Provided material:
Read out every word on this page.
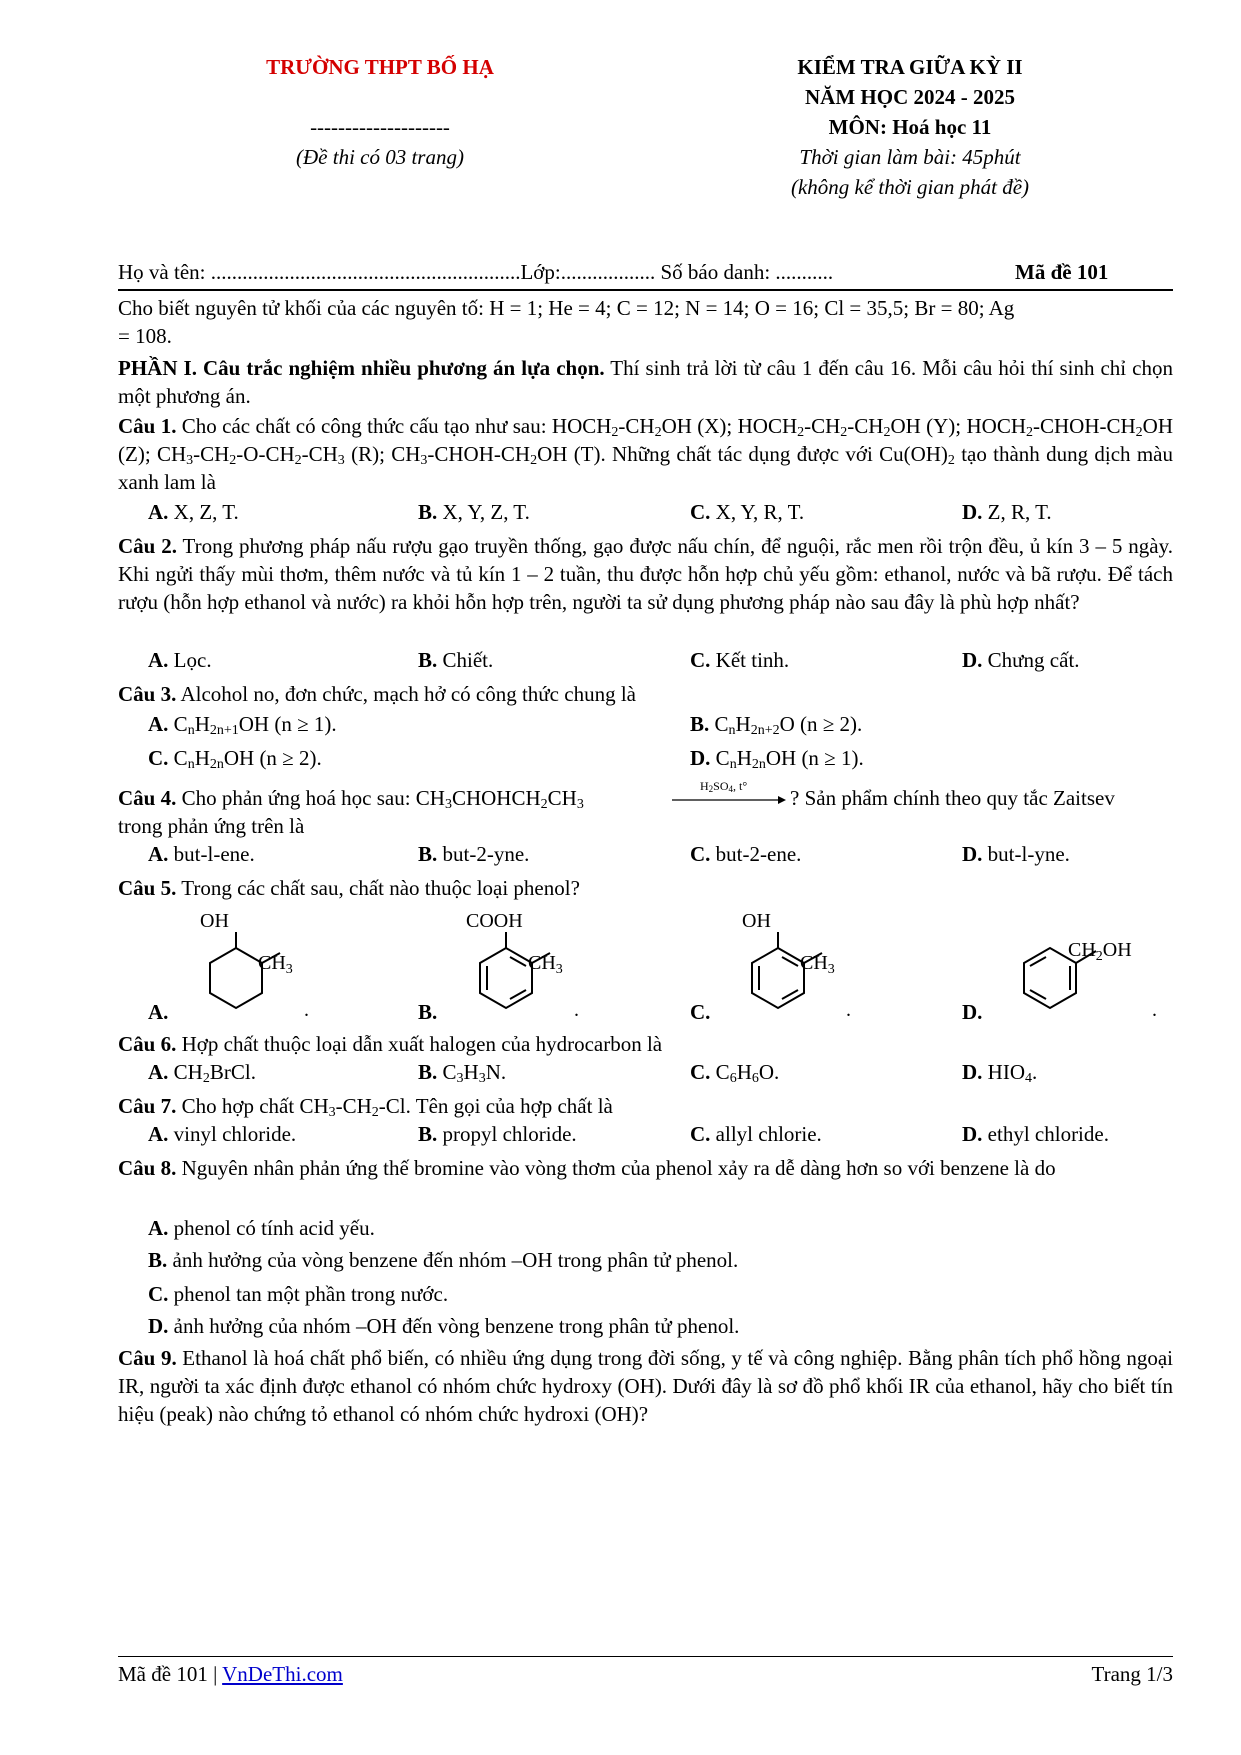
TRƯỜNG THPT BỐ HẠ
--------------------
(Đề thi có 03 trang)
KIỂM TRA GIỮA KỲ II
NĂM HỌC 2024 - 2025
MÔN: Hoá học 11
Thời gian làm bài: 45phút
(không kể thời gian phát đề)
Họ và tên: ...........................................................Lớp:.................. Số báo danh: ...........	Mã đề 101
Cho biết nguyên tử khối của các nguyên tố: H = 1; He = 4; C = 12; N = 14; O = 16; Cl = 35,5; Br = 80; Ag
= 108.
PHẦN I. Câu trắc nghiệm nhiều phương án lựa chọn. Thí sinh trả lời từ câu 1 đến câu 16. Mỗi câu hỏi thí sinh chỉ chọn một phương án.
Câu 1. Cho các chất có công thức cấu tạo như sau: $HOCH_2-CH_2OH$ (X); $HOCH_2-CH_2-CH_2OH$ (Y); $HOCH_2-CHOH-CH_2OH$ (Z); $CH_3-CH_2-O-CH_2-CH_3$ (R); $CH_3-CHOH-CH_2OH$ (T). Những chất tác dụng được với $Cu(OH)_2$ tạo thành dung dịch màu xanh lam là
A. X, Z, T.	B. X, Y, Z, T.	C. X, Y, R, T.	D. Z, R, T.
Câu 2. Trong phương pháp nấu rượu gạo truyền thống, gạo được nấu chín, để nguội, rắc men rồi trộn đều, ủ kín 3 – 5 ngày. Khi ngửi thấy mùi thơm, thêm nước và tủ kín 1 – 2 tuần, thu được hỗn hợp chủ yếu gồm: ethanol, nước và bã rượu. Để tách rượu (hỗn hợp ethanol và nước) ra khỏi hỗn hợp trên, người ta sử dụng phương pháp nào sau đây là phù hợp nhất?
A. Lọc.	B. Chiết.	C. Kết tinh.	D. Chưng cất.
Câu 3. Alcohol no, đơn chức, mạch hở có công thức chung là
A. $C_nH_{2n+1}OH$ (n ≥ 1).	B. $C_nH_{2n+2}O$ (n ≥ 2).
C. $C_nH_{2n}OH$ (n ≥ 2).	D. $C_nH_{2n}OH$ (n ≥ 1).
Câu 4. Cho phản ứng hoá học sau: $CH_3CHOHCH_2CH_3$
H2SO4, t° ? Sản phẩm chính theo quy tắc Zaitsev
trong phản ứng trên là
A. but-l-ene.	B. but-2-yne.	C. but-2-ene.	D. but-l-yne.
Câu 5. Trong các chất sau, chất nào thuộc loại phenol?
A.
OH
$CH_3$
.	B.
COOH
$CH_3$
.	C.
OH
$CH_3$
.	D.
$CH_2OH$
.
Câu 6. Hợp chất thuộc loại dẫn xuất halogen của hydrocarbon là
A. $CH_2BrCl$.	B. $C_3H_3N$.	C. $C_6H_6O$.	D. $HIO_4$.
Câu 7. Cho hợp chất $CH_3-CH_2-Cl$. Tên gọi của hợp chất là
A. vinyl chloride.	B. propyl chloride.	C. allyl chlorie.	D. ethyl chloride.
Câu 8. Nguyên nhân phản ứng thế bromine vào vòng thơm của phenol xảy ra dễ dàng hơn so với benzene là do
A. phenol có tính acid yếu.
B. ảnh hưởng của vòng benzene đến nhóm –OH trong phân tử phenol.
C. phenol tan một phần trong nước.
D. ảnh hưởng của nhóm –OH đến vòng benzene trong phân tử phenol.
Câu 9. Ethanol là hoá chất phổ biến, có nhiều ứng dụng trong đời sống, y tế và công nghiệp. Bằng phân tích phổ hồng ngoại IR, người ta xác định được ethanol có nhóm chức hydroxy (OH). Dưới đây là sơ đồ phổ khối IR của ethanol, hãy cho biết tín hiệu (peak) nào chứng tỏ ethanol có nhóm chức hydroxi (OH)?
Mã đề 101 | VnDeThi.com	Trang 1/3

Requirements:
Reproduce every line exactly and omit all pictures.

Answer below:
Read out every word on this page.
TRƯỜNG THPT BỐ HẠ
--------------------
(Đề thi có 03 trang)
KIỂM TRA GIỮA KỲ II
NĂM HỌC 2024 - 2025
MÔN: Hoá học 11
Thời gian làm bài: 45phút
(không kể thời gian phát đề)
Họ và tên: ...........................................................Lớp:.................. Số báo danh: ...........	Mã đề 101
Cho biết nguyên tử khối của các nguyên tố: H = 1; He = 4; C = 12; N = 14; O = 16; Cl = 35,5; Br = 80; Ag
= 108.
PHẦN I. Câu trắc nghiệm nhiều phương án lựa chọn. Thí sinh trả lời từ câu 1 đến câu 16. Mỗi câu hỏi thí sinh chỉ chọn một phương án.
Câu 1. Cho các chất có công thức cấu tạo như sau: $HOCH_2-CH_2OH$ (X); $HOCH_2-CH_2-CH_2OH$ (Y); $HOCH_2-CHOH-CH_2OH$ (Z); $CH_3-CH_2-O-CH_2-CH_3$ (R); $CH_3-CHOH-CH_2OH$ (T). Những chất tác dụng được với $Cu(OH)_2$ tạo thành dung dịch màu xanh lam là
A. X, Z, T.	B. X, Y, Z, T.	C. X, Y, R, T.	D. Z, R, T.
Câu 2. Trong phương pháp nấu rượu gạo truyền thống, gạo được nấu chín, để nguội, rắc men rồi trộn đều, ủ kín 3 – 5 ngày. Khi ngửi thấy mùi thơm, thêm nước và tủ kín 1 – 2 tuần, thu được hỗn hợp chủ yếu gồm: ethanol, nước và bã rượu. Để tách rượu (hỗn hợp ethanol và nước) ra khỏi hỗn hợp trên, người ta sử dụng phương pháp nào sau đây là phù hợp nhất?
A. Lọc.	B. Chiết.	C. Kết tinh.	D. Chưng cất.
Câu 3. Alcohol no, đơn chức, mạch hở có công thức chung là
A. $C_nH_{2n+1}OH$ (n ≥ 1).	B. $C_nH_{2n+2}O$ (n ≥ 2).
C. $C_nH_{2n}OH$ (n ≥ 2).	D. $C_nH_{2n}OH$ (n ≥ 1).
Câu 4. Cho phản ứng hoá học sau: $CH_3CHOHCH_2CH_3$
H2SO4, t° ? Sản phẩm chính theo quy tắc Zaitsev
trong phản ứng trên là
A. but-l-ene.	B. but-2-yne.	C. but-2-ene.	D. but-l-yne.
Câu 5. Trong các chất sau, chất nào thuộc loại phenol?
A.
OH
$CH_3$
.	B.
COOH
$CH_3$
.	C.
OH
$CH_3$
.	D.
$CH_2OH$
.
Câu 6. Hợp chất thuộc loại dẫn xuất halogen của hydrocarbon là
A. $CH_2BrCl$.	B. $C_3H_3N$.	C. $C_6H_6O$.	D. $HIO_4$.
Câu 7. Cho hợp chất $CH_3-CH_2-Cl$. Tên gọi của hợp chất là
A. vinyl chloride.	B. propyl chloride.	C. allyl chlorie.	D. ethyl chloride.
Câu 8. Nguyên nhân phản ứng thế bromine vào vòng thơm của phenol xảy ra dễ dàng hơn so với benzene là do
A. phenol có tính acid yếu.
B. ảnh hưởng của vòng benzene đến nhóm –OH trong phân tử phenol.
C. phenol tan một phần trong nước.
D. ảnh hưởng của nhóm –OH đến vòng benzene trong phân tử phenol.
Câu 9. Ethanol là hoá chất phổ biến, có nhiều ứng dụng trong đời sống, y tế và công nghiệp. Bằng phân tích phổ hồng ngoại IR, người ta xác định được ethanol có nhóm chức hydroxy (OH). Dưới đây là sơ đồ phổ khối IR của ethanol, hãy cho biết tín hiệu (peak) nào chứng tỏ ethanol có nhóm chức hydroxi (OH)?
Mã đề 101 | VnDeThi.com	Trang 1/3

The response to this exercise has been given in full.